--- begin Materials provided ---
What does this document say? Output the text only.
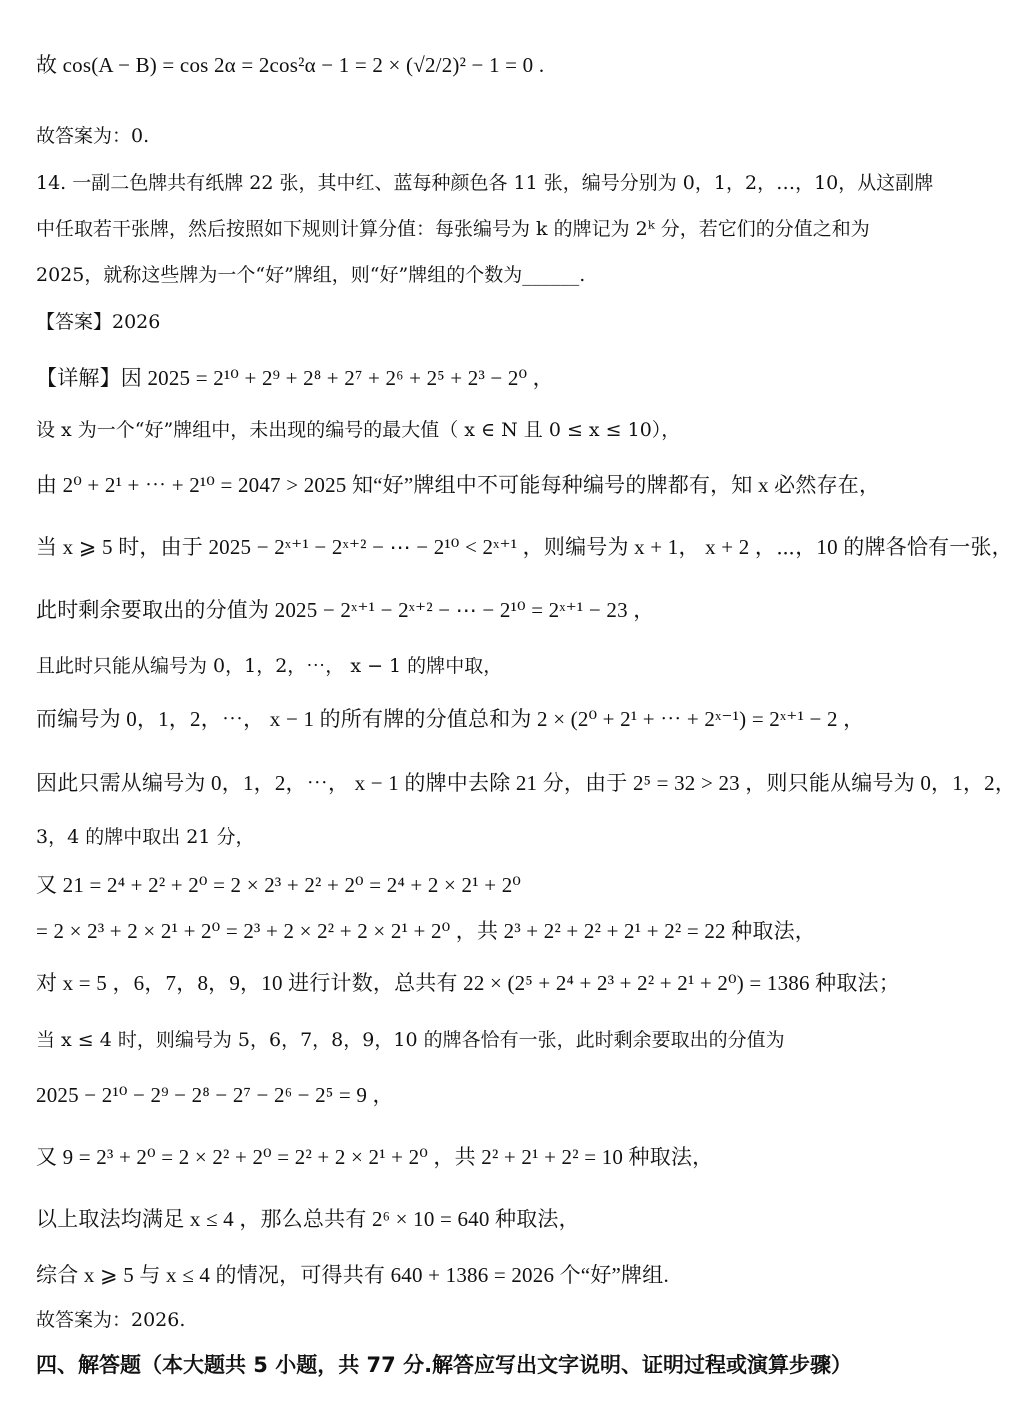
故 cos(A − B) = cos 2α = 2cos²α − 1 = 2 × (√2/2)² − 1 = 0 .
故答案为：0.
14. 一副二色牌共有纸牌 22 张，其中红、蓝每种颜色各 11 张，编号分别为 0，1，2，…，10，从这副牌
中任取若干张牌，然后按照如下规则计算分值：每张编号为 k 的牌记为 2ᵏ 分，若它们的分值之和为
2025，就称这些牌为一个“好”牌组，则“好”牌组的个数为______.
【答案】2026
【详解】因 2025 = 2¹⁰ + 2⁹ + 2⁸ + 2⁷ + 2⁶ + 2⁵ + 2³ − 2⁰ ，
设 x 为一个“好”牌组中，未出现的编号的最大值（ x ∈ N 且 0 ≤ x ≤ 10），
由 2⁰ + 2¹ + ⋯ + 2¹⁰ = 2047 > 2025 知“好”牌组中不可能每种编号的牌都有，知 x 必然存在，
当 x ⩾ 5 时，由于 2025 − 2ˣ⁺¹ − 2ˣ⁺² − ⋯ − 2¹⁰ < 2ˣ⁺¹ ，则编号为 x + 1， x + 2 ，⋯，10 的牌各恰有一张，
此时剩余要取出的分值为 2025 − 2ˣ⁺¹ − 2ˣ⁺² − ⋯ − 2¹⁰ = 2ˣ⁺¹ − 23 ，
且此时只能从编号为 0，1，2，⋯， x − 1 的牌中取，
而编号为 0，1，2，⋯， x − 1 的所有牌的分值总和为 2 × (2⁰ + 2¹ + ⋯ + 2ˣ⁻¹) = 2ˣ⁺¹ − 2 ，
因此只需从编号为 0，1，2，⋯， x − 1 的牌中去除 21 分，由于 2⁵ = 32 > 23 ，则只能从编号为 0，1，2，
3，4 的牌中取出 21 分，
又 21 = 2⁴ + 2² + 2⁰ = 2 × 2³ + 2² + 2⁰ = 2⁴ + 2 × 2¹ + 2⁰
= 2 × 2³ + 2 × 2¹ + 2⁰ = 2³ + 2 × 2² + 2 × 2¹ + 2⁰ ，共 2³ + 2² + 2² + 2¹ + 2² = 22 种取法，
对 x = 5 ，6，7，8，9，10 进行计数，总共有 22 × (2⁵ + 2⁴ + 2³ + 2² + 2¹ + 2⁰) = 1386 种取法；
当 x ≤ 4 时，则编号为 5，6，7，8，9，10 的牌各恰有一张，此时剩余要取出的分值为
2025 − 2¹⁰ − 2⁹ − 2⁸ − 2⁷ − 2⁶ − 2⁵ = 9 ，
又 9 = 2³ + 2⁰ = 2 × 2² + 2⁰ = 2² + 2 × 2¹ + 2⁰ ，共 2² + 2¹ + 2² = 10 种取法，
以上取法均满足 x ≤ 4 ，那么总共有 2⁶ × 10 = 640 种取法，
综合 x ⩾ 5 与 x ≤ 4 的情况，可得共有 640 + 1386 = 2026 个“好”牌组.
故答案为：2026.
四、解答题（本大题共 5 小题，共 77 分.解答应写出文字说明、证明过程或演算步骤）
--- end Materials provided ---
# The request
Reproduce the data above in full, exactly as it is, with the pictures left out.

# Response to the task
What does this document say? Output the text only.
故 cos(A − B) = cos 2α = 2cos²α − 1 = 2 × (√2/2)² − 1 = 0 .
故答案为：0.
14. 一副二色牌共有纸牌 22 张，其中红、蓝每种颜色各 11 张，编号分别为 0，1，2，…，10，从这副牌
中任取若干张牌，然后按照如下规则计算分值：每张编号为 k 的牌记为 2ᵏ 分，若它们的分值之和为
2025，就称这些牌为一个“好”牌组，则“好”牌组的个数为______.
【答案】2026
【详解】因 2025 = 2¹⁰ + 2⁹ + 2⁸ + 2⁷ + 2⁶ + 2⁵ + 2³ − 2⁰ ，
设 x 为一个“好”牌组中，未出现的编号的最大值（ x ∈ N 且 0 ≤ x ≤ 10），
由 2⁰ + 2¹ + ⋯ + 2¹⁰ = 2047 > 2025 知“好”牌组中不可能每种编号的牌都有，知 x 必然存在，
当 x ⩾ 5 时，由于 2025 − 2ˣ⁺¹ − 2ˣ⁺² − ⋯ − 2¹⁰ < 2ˣ⁺¹ ，则编号为 x + 1， x + 2 ，⋯，10 的牌各恰有一张，
此时剩余要取出的分值为 2025 − 2ˣ⁺¹ − 2ˣ⁺² − ⋯ − 2¹⁰ = 2ˣ⁺¹ − 23 ，
且此时只能从编号为 0，1，2，⋯， x − 1 的牌中取，
而编号为 0，1，2，⋯， x − 1 的所有牌的分值总和为 2 × (2⁰ + 2¹ + ⋯ + 2ˣ⁻¹) = 2ˣ⁺¹ − 2 ，
因此只需从编号为 0，1，2，⋯， x − 1 的牌中去除 21 分，由于 2⁵ = 32 > 23 ，则只能从编号为 0，1，2，
3，4 的牌中取出 21 分，
又 21 = 2⁴ + 2² + 2⁰ = 2 × 2³ + 2² + 2⁰ = 2⁴ + 2 × 2¹ + 2⁰
= 2 × 2³ + 2 × 2¹ + 2⁰ = 2³ + 2 × 2² + 2 × 2¹ + 2⁰ ，共 2³ + 2² + 2² + 2¹ + 2² = 22 种取法，
对 x = 5 ，6，7，8，9，10 进行计数，总共有 22 × (2⁵ + 2⁴ + 2³ + 2² + 2¹ + 2⁰) = 1386 种取法；
当 x ≤ 4 时，则编号为 5，6，7，8，9，10 的牌各恰有一张，此时剩余要取出的分值为
2025 − 2¹⁰ − 2⁹ − 2⁸ − 2⁷ − 2⁶ − 2⁵ = 9 ，
又 9 = 2³ + 2⁰ = 2 × 2² + 2⁰ = 2² + 2 × 2¹ + 2⁰ ，共 2² + 2¹ + 2² = 10 种取法，
以上取法均满足 x ≤ 4 ，那么总共有 2⁶ × 10 = 640 种取法，
综合 x ⩾ 5 与 x ≤ 4 的情况，可得共有 640 + 1386 = 2026 个“好”牌组.
故答案为：2026.
四、解答题（本大题共 5 小题，共 77 分.解答应写出文字说明、证明过程或演算步骤）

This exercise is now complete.